***** Data supplied
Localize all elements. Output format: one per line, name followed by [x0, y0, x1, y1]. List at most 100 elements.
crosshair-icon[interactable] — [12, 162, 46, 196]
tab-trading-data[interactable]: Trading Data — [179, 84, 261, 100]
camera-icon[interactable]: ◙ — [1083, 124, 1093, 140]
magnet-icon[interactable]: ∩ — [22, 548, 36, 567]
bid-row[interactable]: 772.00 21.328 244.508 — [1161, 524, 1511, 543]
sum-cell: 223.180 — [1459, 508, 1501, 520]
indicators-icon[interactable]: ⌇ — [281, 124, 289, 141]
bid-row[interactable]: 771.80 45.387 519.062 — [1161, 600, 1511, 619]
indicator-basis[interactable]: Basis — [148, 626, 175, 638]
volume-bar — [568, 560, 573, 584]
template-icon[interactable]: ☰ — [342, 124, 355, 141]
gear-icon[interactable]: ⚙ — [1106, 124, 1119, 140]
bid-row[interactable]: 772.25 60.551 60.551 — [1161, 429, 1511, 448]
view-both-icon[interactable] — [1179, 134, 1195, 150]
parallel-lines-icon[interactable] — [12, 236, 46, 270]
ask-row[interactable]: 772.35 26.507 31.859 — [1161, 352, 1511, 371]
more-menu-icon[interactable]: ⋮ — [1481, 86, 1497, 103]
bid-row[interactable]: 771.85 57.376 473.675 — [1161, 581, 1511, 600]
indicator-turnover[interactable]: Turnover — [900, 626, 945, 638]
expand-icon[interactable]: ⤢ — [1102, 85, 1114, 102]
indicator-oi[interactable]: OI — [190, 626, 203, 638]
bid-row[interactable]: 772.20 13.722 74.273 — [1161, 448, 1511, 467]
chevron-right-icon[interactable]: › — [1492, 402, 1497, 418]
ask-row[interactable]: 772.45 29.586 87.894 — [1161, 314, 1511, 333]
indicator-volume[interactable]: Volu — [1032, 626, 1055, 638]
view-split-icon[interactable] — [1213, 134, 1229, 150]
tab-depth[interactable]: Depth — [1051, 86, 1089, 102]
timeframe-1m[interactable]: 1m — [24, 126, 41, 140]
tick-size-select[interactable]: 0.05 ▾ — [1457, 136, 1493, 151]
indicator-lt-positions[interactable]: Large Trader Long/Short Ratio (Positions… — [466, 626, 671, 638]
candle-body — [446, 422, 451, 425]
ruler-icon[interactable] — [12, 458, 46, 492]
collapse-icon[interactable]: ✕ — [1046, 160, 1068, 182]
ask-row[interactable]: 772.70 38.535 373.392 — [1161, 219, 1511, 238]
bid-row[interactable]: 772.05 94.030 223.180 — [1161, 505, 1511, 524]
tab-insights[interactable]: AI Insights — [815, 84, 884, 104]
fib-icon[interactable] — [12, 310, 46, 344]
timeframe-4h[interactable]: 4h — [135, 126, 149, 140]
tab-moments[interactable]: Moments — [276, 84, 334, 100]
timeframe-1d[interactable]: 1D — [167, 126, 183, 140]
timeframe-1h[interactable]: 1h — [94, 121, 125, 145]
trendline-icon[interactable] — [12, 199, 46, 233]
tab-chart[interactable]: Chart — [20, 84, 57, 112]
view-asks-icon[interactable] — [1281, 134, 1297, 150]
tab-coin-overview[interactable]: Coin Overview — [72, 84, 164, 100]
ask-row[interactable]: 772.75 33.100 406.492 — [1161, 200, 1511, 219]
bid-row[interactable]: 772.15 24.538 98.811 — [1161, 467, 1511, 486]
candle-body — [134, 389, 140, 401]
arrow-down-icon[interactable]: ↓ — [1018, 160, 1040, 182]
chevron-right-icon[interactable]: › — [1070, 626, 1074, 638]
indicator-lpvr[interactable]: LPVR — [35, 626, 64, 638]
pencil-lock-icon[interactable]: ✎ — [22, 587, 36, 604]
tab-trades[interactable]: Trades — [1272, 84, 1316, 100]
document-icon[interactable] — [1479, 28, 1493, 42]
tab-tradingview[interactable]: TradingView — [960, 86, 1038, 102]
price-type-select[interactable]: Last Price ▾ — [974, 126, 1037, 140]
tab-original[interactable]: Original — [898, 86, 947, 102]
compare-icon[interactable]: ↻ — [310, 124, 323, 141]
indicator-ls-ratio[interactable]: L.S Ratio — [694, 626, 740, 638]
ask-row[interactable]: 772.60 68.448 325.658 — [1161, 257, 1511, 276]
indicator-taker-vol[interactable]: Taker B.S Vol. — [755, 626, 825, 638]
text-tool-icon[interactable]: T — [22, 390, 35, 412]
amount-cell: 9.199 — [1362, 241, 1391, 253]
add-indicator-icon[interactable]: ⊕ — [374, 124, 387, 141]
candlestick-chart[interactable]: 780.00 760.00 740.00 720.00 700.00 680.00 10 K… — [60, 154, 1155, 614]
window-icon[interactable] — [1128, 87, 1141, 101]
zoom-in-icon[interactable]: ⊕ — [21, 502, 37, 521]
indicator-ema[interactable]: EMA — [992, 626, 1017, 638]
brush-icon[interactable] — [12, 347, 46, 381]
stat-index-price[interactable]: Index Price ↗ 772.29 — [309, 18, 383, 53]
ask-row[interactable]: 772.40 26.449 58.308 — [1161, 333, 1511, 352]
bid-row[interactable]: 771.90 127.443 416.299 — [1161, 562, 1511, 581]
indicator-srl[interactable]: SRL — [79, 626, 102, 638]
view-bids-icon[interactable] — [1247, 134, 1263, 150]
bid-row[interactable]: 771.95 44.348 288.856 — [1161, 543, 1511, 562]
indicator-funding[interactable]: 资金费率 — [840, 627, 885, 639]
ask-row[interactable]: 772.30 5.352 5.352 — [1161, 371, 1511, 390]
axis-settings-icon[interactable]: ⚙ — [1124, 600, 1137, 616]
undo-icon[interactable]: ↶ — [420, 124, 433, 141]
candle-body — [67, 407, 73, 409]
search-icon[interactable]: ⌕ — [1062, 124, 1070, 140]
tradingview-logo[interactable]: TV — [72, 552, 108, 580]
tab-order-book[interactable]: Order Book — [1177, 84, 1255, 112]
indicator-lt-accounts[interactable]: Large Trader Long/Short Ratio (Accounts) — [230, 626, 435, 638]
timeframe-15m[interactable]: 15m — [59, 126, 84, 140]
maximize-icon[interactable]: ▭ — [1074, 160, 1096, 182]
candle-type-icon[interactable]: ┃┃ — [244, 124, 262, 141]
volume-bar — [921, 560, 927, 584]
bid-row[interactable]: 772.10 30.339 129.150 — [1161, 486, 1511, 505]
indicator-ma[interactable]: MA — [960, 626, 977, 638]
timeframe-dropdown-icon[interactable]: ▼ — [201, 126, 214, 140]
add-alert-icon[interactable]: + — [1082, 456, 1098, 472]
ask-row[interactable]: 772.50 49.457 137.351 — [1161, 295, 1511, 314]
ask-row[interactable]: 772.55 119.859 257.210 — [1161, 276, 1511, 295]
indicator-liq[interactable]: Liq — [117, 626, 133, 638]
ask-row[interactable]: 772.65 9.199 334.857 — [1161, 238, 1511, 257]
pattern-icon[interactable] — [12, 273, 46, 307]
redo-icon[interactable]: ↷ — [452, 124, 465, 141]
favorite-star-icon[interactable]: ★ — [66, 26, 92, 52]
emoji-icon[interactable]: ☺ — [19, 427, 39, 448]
**********
## Goal
Please set down every line of the data above again, unchanged and in the same order.

## Solution below
Localize all elements. Output format: one per line, name followed by [x0, y0, x1, y1]. List at most 100 elements.
crosshair-icon[interactable] — [12, 162, 46, 196]
tab-trading-data[interactable]: Trading Data — [179, 84, 261, 100]
camera-icon[interactable]: ◙ — [1083, 124, 1093, 140]
magnet-icon[interactable]: ∩ — [22, 548, 36, 567]
bid-row[interactable]: 772.00 21.328 244.508 — [1161, 524, 1511, 543]
sum-cell: 223.180 — [1459, 508, 1501, 520]
indicators-icon[interactable]: ⌇ — [281, 124, 289, 141]
bid-row[interactable]: 771.80 45.387 519.062 — [1161, 600, 1511, 619]
indicator-basis[interactable]: Basis — [148, 626, 175, 638]
volume-bar — [568, 560, 573, 584]
template-icon[interactable]: ☰ — [342, 124, 355, 141]
gear-icon[interactable]: ⚙ — [1106, 124, 1119, 140]
bid-row[interactable]: 772.25 60.551 60.551 — [1161, 429, 1511, 448]
view-both-icon[interactable] — [1179, 134, 1195, 150]
parallel-lines-icon[interactable] — [12, 236, 46, 270]
ask-row[interactable]: 772.35 26.507 31.859 — [1161, 352, 1511, 371]
more-menu-icon[interactable]: ⋮ — [1481, 86, 1497, 103]
bid-row[interactable]: 771.85 57.376 473.675 — [1161, 581, 1511, 600]
indicator-turnover[interactable]: Turnover — [900, 626, 945, 638]
expand-icon[interactable]: ⤢ — [1102, 85, 1114, 102]
indicator-oi[interactable]: OI — [190, 626, 203, 638]
bid-row[interactable]: 772.20 13.722 74.273 — [1161, 448, 1511, 467]
chevron-right-icon[interactable]: › — [1492, 402, 1497, 418]
ask-row[interactable]: 772.45 29.586 87.894 — [1161, 314, 1511, 333]
indicator-volume[interactable]: Volu — [1032, 626, 1055, 638]
view-split-icon[interactable] — [1213, 134, 1229, 150]
tab-depth[interactable]: Depth — [1051, 86, 1089, 102]
timeframe-1m[interactable]: 1m — [24, 126, 41, 140]
tick-size-select[interactable]: 0.05 ▾ — [1457, 136, 1493, 151]
indicator-lt-positions[interactable]: Large Trader Long/Short Ratio (Positions… — [466, 626, 671, 638]
candle-body — [446, 422, 451, 425]
ruler-icon[interactable] — [12, 458, 46, 492]
collapse-icon[interactable]: ✕ — [1046, 160, 1068, 182]
ask-row[interactable]: 772.70 38.535 373.392 — [1161, 219, 1511, 238]
bid-row[interactable]: 772.05 94.030 223.180 — [1161, 505, 1511, 524]
tab-insights[interactable]: AI Insights — [815, 84, 884, 104]
fib-icon[interactable] — [12, 310, 46, 344]
timeframe-4h[interactable]: 4h — [135, 126, 149, 140]
tab-moments[interactable]: Moments — [276, 84, 334, 100]
timeframe-1d[interactable]: 1D — [167, 126, 183, 140]
timeframe-1h[interactable]: 1h — [94, 121, 125, 145]
trendline-icon[interactable] — [12, 199, 46, 233]
tab-chart[interactable]: Chart — [20, 84, 57, 112]
view-asks-icon[interactable] — [1281, 134, 1297, 150]
tab-coin-overview[interactable]: Coin Overview — [72, 84, 164, 100]
ask-row[interactable]: 772.75 33.100 406.492 — [1161, 200, 1511, 219]
bid-row[interactable]: 772.15 24.538 98.811 — [1161, 467, 1511, 486]
candle-body — [134, 389, 140, 401]
arrow-down-icon[interactable]: ↓ — [1018, 160, 1040, 182]
chevron-right-icon[interactable]: › — [1070, 626, 1074, 638]
indicator-lpvr[interactable]: LPVR — [35, 626, 64, 638]
pencil-lock-icon[interactable]: ✎ — [22, 587, 36, 604]
tab-trades[interactable]: Trades — [1272, 84, 1316, 100]
document-icon[interactable] — [1479, 28, 1493, 42]
tab-tradingview[interactable]: TradingView — [960, 86, 1038, 102]
price-type-select[interactable]: Last Price ▾ — [974, 126, 1037, 140]
tab-original[interactable]: Original — [898, 86, 947, 102]
compare-icon[interactable]: ↻ — [310, 124, 323, 141]
indicator-ls-ratio[interactable]: L.S Ratio — [694, 626, 740, 638]
ask-row[interactable]: 772.60 68.448 325.658 — [1161, 257, 1511, 276]
indicator-taker-vol[interactable]: Taker B.S Vol. — [755, 626, 825, 638]
text-tool-icon[interactable]: T — [22, 390, 35, 412]
amount-cell: 9.199 — [1362, 241, 1391, 253]
add-indicator-icon[interactable]: ⊕ — [374, 124, 387, 141]
candlestick-chart[interactable]: 780.00 760.00 740.00 720.00 700.00 680.00 10 K… — [60, 154, 1155, 614]
window-icon[interactable] — [1128, 87, 1141, 101]
zoom-in-icon[interactable]: ⊕ — [21, 502, 37, 521]
indicator-ema[interactable]: EMA — [992, 626, 1017, 638]
brush-icon[interactable] — [12, 347, 46, 381]
stat-index-price[interactable]: Index Price ↗ 772.29 — [309, 18, 383, 53]
ask-row[interactable]: 772.40 26.449 58.308 — [1161, 333, 1511, 352]
bid-row[interactable]: 771.90 127.443 416.299 — [1161, 562, 1511, 581]
indicator-srl[interactable]: SRL — [79, 626, 102, 638]
view-bids-icon[interactable] — [1247, 134, 1263, 150]
bid-row[interactable]: 771.95 44.348 288.856 — [1161, 543, 1511, 562]
indicator-funding[interactable]: 资金费率 — [840, 627, 885, 639]
ask-row[interactable]: 772.30 5.352 5.352 — [1161, 371, 1511, 390]
axis-settings-icon[interactable]: ⚙ — [1124, 600, 1137, 616]
undo-icon[interactable]: ↶ — [420, 124, 433, 141]
candle-body — [67, 407, 73, 409]
search-icon[interactable]: ⌕ — [1062, 124, 1070, 140]
tradingview-logo[interactable]: TV — [72, 552, 108, 580]
tab-order-book[interactable]: Order Book — [1177, 84, 1255, 112]
indicator-lt-accounts[interactable]: Large Trader Long/Short Ratio (Accounts) — [230, 626, 435, 638]
timeframe-15m[interactable]: 15m — [59, 126, 84, 140]
maximize-icon[interactable]: ▭ — [1074, 160, 1096, 182]
candle-type-icon[interactable]: ┃┃ — [244, 124, 262, 141]
volume-bar — [921, 560, 927, 584]
bid-row[interactable]: 772.10 30.339 129.150 — [1161, 486, 1511, 505]
indicator-ma[interactable]: MA — [960, 626, 977, 638]
timeframe-dropdown-icon[interactable]: ▼ — [201, 126, 214, 140]
add-alert-icon[interactable]: + — [1082, 456, 1098, 472]
ask-row[interactable]: 772.50 49.457 137.351 — [1161, 295, 1511, 314]
ask-row[interactable]: 772.55 119.859 257.210 — [1161, 276, 1511, 295]
indicator-liq[interactable]: Liq — [117, 626, 133, 638]
ask-row[interactable]: 772.65 9.199 334.857 — [1161, 238, 1511, 257]
pattern-icon[interactable] — [12, 273, 46, 307]
redo-icon[interactable]: ↷ — [452, 124, 465, 141]
favorite-star-icon[interactable]: ★ — [66, 26, 92, 52]
emoji-icon[interactable]: ☺ — [19, 427, 39, 448]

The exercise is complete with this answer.